Task goal:
Would you output the whole listing below, exactly as it reads?

[Items listed in a dataset]
────────────────

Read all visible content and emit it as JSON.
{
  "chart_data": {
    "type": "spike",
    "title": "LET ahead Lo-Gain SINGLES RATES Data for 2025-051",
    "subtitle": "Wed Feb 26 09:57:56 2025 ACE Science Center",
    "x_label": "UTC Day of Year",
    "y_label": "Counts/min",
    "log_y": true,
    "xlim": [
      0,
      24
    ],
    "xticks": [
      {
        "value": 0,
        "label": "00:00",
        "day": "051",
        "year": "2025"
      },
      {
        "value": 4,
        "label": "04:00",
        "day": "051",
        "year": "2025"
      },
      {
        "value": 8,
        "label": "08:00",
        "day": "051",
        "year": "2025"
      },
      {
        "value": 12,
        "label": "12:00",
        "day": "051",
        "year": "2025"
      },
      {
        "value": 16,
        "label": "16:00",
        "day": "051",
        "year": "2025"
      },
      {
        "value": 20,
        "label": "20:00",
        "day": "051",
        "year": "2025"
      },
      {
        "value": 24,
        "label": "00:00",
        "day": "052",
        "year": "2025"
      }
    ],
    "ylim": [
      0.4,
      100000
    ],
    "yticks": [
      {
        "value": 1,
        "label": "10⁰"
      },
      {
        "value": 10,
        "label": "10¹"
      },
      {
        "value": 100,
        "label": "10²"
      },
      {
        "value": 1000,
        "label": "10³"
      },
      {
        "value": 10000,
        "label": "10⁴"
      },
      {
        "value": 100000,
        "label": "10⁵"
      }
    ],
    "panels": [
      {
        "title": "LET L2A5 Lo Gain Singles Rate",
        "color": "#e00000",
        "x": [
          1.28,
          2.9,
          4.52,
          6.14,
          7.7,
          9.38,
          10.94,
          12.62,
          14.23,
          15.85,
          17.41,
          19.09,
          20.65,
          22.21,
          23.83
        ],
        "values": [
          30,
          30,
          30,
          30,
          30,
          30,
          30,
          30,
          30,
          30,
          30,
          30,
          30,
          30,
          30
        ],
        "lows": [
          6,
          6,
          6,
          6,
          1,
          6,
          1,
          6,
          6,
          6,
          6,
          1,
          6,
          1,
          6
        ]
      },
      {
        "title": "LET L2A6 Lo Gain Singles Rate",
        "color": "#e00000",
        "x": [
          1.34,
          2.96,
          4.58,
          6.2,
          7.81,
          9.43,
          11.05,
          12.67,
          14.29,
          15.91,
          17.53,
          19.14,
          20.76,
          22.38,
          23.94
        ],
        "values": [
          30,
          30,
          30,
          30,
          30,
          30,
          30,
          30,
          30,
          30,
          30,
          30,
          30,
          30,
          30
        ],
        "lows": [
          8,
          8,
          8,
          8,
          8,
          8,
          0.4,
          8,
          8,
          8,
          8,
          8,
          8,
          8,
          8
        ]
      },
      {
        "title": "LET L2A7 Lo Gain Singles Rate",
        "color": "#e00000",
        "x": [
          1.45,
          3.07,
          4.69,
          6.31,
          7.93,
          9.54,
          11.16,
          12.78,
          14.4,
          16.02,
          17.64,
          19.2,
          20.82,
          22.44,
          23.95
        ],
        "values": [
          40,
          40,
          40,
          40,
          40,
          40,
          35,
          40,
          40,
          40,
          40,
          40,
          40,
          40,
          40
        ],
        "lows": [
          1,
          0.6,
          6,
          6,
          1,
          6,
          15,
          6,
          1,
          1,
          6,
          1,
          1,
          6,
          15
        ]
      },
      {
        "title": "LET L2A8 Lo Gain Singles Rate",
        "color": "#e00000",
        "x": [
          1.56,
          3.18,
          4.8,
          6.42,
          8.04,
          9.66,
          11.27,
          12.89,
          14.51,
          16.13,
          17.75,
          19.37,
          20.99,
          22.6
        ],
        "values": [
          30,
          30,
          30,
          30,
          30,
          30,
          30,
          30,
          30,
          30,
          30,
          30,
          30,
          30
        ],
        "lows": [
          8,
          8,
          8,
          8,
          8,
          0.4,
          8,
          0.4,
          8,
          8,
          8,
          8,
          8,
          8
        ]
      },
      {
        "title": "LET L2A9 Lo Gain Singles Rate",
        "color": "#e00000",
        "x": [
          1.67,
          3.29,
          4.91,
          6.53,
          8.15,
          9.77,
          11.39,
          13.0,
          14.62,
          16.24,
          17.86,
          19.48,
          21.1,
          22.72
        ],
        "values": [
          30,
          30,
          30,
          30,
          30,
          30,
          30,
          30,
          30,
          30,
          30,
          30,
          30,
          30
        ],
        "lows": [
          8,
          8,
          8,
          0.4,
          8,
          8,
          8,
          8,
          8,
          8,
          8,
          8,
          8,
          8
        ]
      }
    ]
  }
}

────────────────

Task solution:
Read all visible content and emit it as JSON.
{
  "chart_data": {
    "type": "spike",
    "title": "LET ahead Lo-Gain SINGLES RATES Data for 2025-051",
    "subtitle": "Wed Feb 26 09:57:56 2025 ACE Science Center",
    "x_label": "UTC Day of Year",
    "y_label": "Counts/min",
    "log_y": true,
    "xlim": [
      0,
      24
    ],
    "xticks": [
      {
        "value": 0,
        "label": "00:00",
        "day": "051",
        "year": "2025"
      },
      {
        "value": 4,
        "label": "04:00",
        "day": "051",
        "year": "2025"
      },
      {
        "value": 8,
        "label": "08:00",
        "day": "051",
        "year": "2025"
      },
      {
        "value": 12,
        "label": "12:00",
        "day": "051",
        "year": "2025"
      },
      {
        "value": 16,
        "label": "16:00",
        "day": "051",
        "year": "2025"
      },
      {
        "value": 20,
        "label": "20:00",
        "day": "051",
        "year": "2025"
      },
      {
        "value": 24,
        "label": "00:00",
        "day": "052",
        "year": "2025"
      }
    ],
    "ylim": [
      0.4,
      100000
    ],
    "yticks": [
      {
        "value": 1,
        "label": "10⁰"
      },
      {
        "value": 10,
        "label": "10¹"
      },
      {
        "value": 100,
        "label": "10²"
      },
      {
        "value": 1000,
        "label": "10³"
      },
      {
        "value": 10000,
        "label": "10⁴"
      },
      {
        "value": 100000,
        "label": "10⁵"
      }
    ],
    "panels": [
      {
        "title": "LET L2A5 Lo Gain Singles Rate",
        "color": "#e00000",
        "x": [
          1.28,
          2.9,
          4.52,
          6.14,
          7.7,
          9.38,
          10.94,
          12.62,
          14.23,
          15.85,
          17.41,
          19.09,
          20.65,
          22.21,
          23.83
        ],
        "values": [
          30,
          30,
          30,
          30,
          30,
          30,
          30,
          30,
          30,
          30,
          30,
          30,
          30,
          30,
          30
        ],
        "lows": [
          6,
          6,
          6,
          6,
          1,
          6,
          1,
          6,
          6,
          6,
          6,
          1,
          6,
          1,
          6
        ]
      },
      {
        "title": "LET L2A6 Lo Gain Singles Rate",
        "color": "#e00000",
        "x": [
          1.34,
          2.96,
          4.58,
          6.2,
          7.81,
          9.43,
          11.05,
          12.67,
          14.29,
          15.91,
          17.53,
          19.14,
          20.76,
          22.38,
          23.94
        ],
        "values": [
          30,
          30,
          30,
          30,
          30,
          30,
          30,
          30,
          30,
          30,
          30,
          30,
          30,
          30,
          30
        ],
        "lows": [
          8,
          8,
          8,
          8,
          8,
          8,
          0.4,
          8,
          8,
          8,
          8,
          8,
          8,
          8,
          8
        ]
      },
      {
        "title": "LET L2A7 Lo Gain Singles Rate",
        "color": "#e00000",
        "x": [
          1.45,
          3.07,
          4.69,
          6.31,
          7.93,
          9.54,
          11.16,
          12.78,
          14.4,
          16.02,
          17.64,
          19.2,
          20.82,
          22.44,
          23.95
        ],
        "values": [
          40,
          40,
          40,
          40,
          40,
          40,
          35,
          40,
          40,
          40,
          40,
          40,
          40,
          40,
          40
        ],
        "lows": [
          1,
          0.6,
          6,
          6,
          1,
          6,
          15,
          6,
          1,
          1,
          6,
          1,
          1,
          6,
          15
        ]
      },
      {
        "title": "LET L2A8 Lo Gain Singles Rate",
        "color": "#e00000",
        "x": [
          1.56,
          3.18,
          4.8,
          6.42,
          8.04,
          9.66,
          11.27,
          12.89,
          14.51,
          16.13,
          17.75,
          19.37,
          20.99,
          22.6
        ],
        "values": [
          30,
          30,
          30,
          30,
          30,
          30,
          30,
          30,
          30,
          30,
          30,
          30,
          30,
          30
        ],
        "lows": [
          8,
          8,
          8,
          8,
          8,
          0.4,
          8,
          0.4,
          8,
          8,
          8,
          8,
          8,
          8
        ]
      },
      {
        "title": "LET L2A9 Lo Gain Singles Rate",
        "color": "#e00000",
        "x": [
          1.67,
          3.29,
          4.91,
          6.53,
          8.15,
          9.77,
          11.39,
          13.0,
          14.62,
          16.24,
          17.86,
          19.48,
          21.1,
          22.72
        ],
        "values": [
          30,
          30,
          30,
          30,
          30,
          30,
          30,
          30,
          30,
          30,
          30,
          30,
          30,
          30
        ],
        "lows": [
          8,
          8,
          8,
          0.4,
          8,
          8,
          8,
          8,
          8,
          8,
          8,
          8,
          8,
          8
        ]
      }
    ]
  }
}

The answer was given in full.